(Data records)
----

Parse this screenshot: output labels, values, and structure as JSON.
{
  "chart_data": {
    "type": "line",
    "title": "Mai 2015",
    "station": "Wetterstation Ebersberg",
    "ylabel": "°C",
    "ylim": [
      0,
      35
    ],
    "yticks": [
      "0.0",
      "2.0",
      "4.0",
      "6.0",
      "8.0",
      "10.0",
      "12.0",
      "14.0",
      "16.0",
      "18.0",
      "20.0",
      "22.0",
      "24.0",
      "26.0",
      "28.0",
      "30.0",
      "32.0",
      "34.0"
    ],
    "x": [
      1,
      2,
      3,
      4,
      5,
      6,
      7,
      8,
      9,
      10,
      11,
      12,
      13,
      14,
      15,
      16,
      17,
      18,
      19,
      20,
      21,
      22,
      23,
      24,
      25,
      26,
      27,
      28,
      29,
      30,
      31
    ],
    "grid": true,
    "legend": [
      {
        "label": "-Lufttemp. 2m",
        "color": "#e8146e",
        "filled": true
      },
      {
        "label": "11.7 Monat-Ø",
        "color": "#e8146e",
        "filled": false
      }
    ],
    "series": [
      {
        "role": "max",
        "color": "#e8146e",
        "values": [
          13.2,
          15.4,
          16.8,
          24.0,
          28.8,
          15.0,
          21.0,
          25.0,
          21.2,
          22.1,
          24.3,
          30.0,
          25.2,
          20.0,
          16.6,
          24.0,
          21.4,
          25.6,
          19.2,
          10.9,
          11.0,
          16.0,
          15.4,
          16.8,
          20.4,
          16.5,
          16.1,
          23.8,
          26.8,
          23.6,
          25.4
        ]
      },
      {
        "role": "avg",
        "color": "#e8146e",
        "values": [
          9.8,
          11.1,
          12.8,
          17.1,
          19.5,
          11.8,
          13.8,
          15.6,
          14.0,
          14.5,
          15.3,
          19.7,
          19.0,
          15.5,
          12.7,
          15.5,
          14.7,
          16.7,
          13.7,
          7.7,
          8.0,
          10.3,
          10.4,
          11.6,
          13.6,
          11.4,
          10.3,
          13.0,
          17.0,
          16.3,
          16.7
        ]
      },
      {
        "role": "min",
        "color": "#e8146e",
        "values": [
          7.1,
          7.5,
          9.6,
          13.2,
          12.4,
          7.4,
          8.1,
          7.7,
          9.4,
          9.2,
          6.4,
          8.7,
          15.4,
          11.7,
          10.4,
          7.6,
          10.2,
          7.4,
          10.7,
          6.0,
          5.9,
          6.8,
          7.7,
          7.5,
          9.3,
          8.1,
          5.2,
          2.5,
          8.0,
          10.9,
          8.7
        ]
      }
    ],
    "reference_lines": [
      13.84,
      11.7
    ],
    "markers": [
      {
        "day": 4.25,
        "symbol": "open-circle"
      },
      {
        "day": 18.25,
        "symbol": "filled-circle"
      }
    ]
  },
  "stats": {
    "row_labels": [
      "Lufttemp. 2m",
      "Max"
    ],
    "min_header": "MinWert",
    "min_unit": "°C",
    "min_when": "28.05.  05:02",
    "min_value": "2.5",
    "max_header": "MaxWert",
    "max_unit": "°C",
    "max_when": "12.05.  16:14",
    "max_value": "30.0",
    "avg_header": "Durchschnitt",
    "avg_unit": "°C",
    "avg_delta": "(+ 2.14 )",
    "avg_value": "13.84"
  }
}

----

Job: All of the lines above must be returned exactly.

Completed task:
Parse this screenshot: output labels, values, and structure as JSON.
{
  "chart_data": {
    "type": "line",
    "title": "Mai 2015",
    "station": "Wetterstation Ebersberg",
    "ylabel": "°C",
    "ylim": [
      0,
      35
    ],
    "yticks": [
      "0.0",
      "2.0",
      "4.0",
      "6.0",
      "8.0",
      "10.0",
      "12.0",
      "14.0",
      "16.0",
      "18.0",
      "20.0",
      "22.0",
      "24.0",
      "26.0",
      "28.0",
      "30.0",
      "32.0",
      "34.0"
    ],
    "x": [
      1,
      2,
      3,
      4,
      5,
      6,
      7,
      8,
      9,
      10,
      11,
      12,
      13,
      14,
      15,
      16,
      17,
      18,
      19,
      20,
      21,
      22,
      23,
      24,
      25,
      26,
      27,
      28,
      29,
      30,
      31
    ],
    "grid": true,
    "legend": [
      {
        "label": "-Lufttemp. 2m",
        "color": "#e8146e",
        "filled": true
      },
      {
        "label": "11.7 Monat-Ø",
        "color": "#e8146e",
        "filled": false
      }
    ],
    "series": [
      {
        "role": "max",
        "color": "#e8146e",
        "values": [
          13.2,
          15.4,
          16.8,
          24.0,
          28.8,
          15.0,
          21.0,
          25.0,
          21.2,
          22.1,
          24.3,
          30.0,
          25.2,
          20.0,
          16.6,
          24.0,
          21.4,
          25.6,
          19.2,
          10.9,
          11.0,
          16.0,
          15.4,
          16.8,
          20.4,
          16.5,
          16.1,
          23.8,
          26.8,
          23.6,
          25.4
        ]
      },
      {
        "role": "avg",
        "color": "#e8146e",
        "values": [
          9.8,
          11.1,
          12.8,
          17.1,
          19.5,
          11.8,
          13.8,
          15.6,
          14.0,
          14.5,
          15.3,
          19.7,
          19.0,
          15.5,
          12.7,
          15.5,
          14.7,
          16.7,
          13.7,
          7.7,
          8.0,
          10.3,
          10.4,
          11.6,
          13.6,
          11.4,
          10.3,
          13.0,
          17.0,
          16.3,
          16.7
        ]
      },
      {
        "role": "min",
        "color": "#e8146e",
        "values": [
          7.1,
          7.5,
          9.6,
          13.2,
          12.4,
          7.4,
          8.1,
          7.7,
          9.4,
          9.2,
          6.4,
          8.7,
          15.4,
          11.7,
          10.4,
          7.6,
          10.2,
          7.4,
          10.7,
          6.0,
          5.9,
          6.8,
          7.7,
          7.5,
          9.3,
          8.1,
          5.2,
          2.5,
          8.0,
          10.9,
          8.7
        ]
      }
    ],
    "reference_lines": [
      13.84,
      11.7
    ],
    "markers": [
      {
        "day": 4.25,
        "symbol": "open-circle"
      },
      {
        "day": 18.25,
        "symbol": "filled-circle"
      }
    ]
  },
  "stats": {
    "row_labels": [
      "Lufttemp. 2m",
      "Max"
    ],
    "min_header": "MinWert",
    "min_unit": "°C",
    "min_when": "28.05.  05:02",
    "min_value": "2.5",
    "max_header": "MaxWert",
    "max_unit": "°C",
    "max_when": "12.05.  16:14",
    "max_value": "30.0",
    "avg_header": "Durchschnitt",
    "avg_unit": "°C",
    "avg_delta": "(+ 2.14 )",
    "avg_value": "13.84"
  }
}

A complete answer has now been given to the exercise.